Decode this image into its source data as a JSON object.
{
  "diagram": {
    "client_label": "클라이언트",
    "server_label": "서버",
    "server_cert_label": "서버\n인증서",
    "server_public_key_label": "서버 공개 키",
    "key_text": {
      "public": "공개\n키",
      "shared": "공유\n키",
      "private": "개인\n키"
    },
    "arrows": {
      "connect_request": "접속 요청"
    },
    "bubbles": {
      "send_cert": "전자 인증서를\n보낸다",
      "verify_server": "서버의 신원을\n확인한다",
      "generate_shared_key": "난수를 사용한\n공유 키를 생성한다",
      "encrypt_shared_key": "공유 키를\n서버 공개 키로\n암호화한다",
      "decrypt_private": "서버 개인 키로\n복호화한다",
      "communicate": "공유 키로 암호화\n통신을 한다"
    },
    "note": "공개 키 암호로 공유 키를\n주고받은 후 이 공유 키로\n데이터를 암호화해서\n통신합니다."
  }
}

■ ■ ■

- YOUR GOAL -
Extract all the material, leaving every line as it is.

- RESPONSE TO THIS TASK -
Decode this image into its source data as a JSON object.
{
  "diagram": {
    "client_label": "클라이언트",
    "server_label": "서버",
    "server_cert_label": "서버\n인증서",
    "server_public_key_label": "서버 공개 키",
    "key_text": {
      "public": "공개\n키",
      "shared": "공유\n키",
      "private": "개인\n키"
    },
    "arrows": {
      "connect_request": "접속 요청"
    },
    "bubbles": {
      "send_cert": "전자 인증서를\n보낸다",
      "verify_server": "서버의 신원을\n확인한다",
      "generate_shared_key": "난수를 사용한\n공유 키를 생성한다",
      "encrypt_shared_key": "공유 키를\n서버 공개 키로\n암호화한다",
      "decrypt_private": "서버 개인 키로\n복호화한다",
      "communicate": "공유 키로 암호화\n통신을 한다"
    },
    "note": "공개 키 암호로 공유 키를\n주고받은 후 이 공유 키로\n데이터를 암호화해서\n통신합니다."
  }
}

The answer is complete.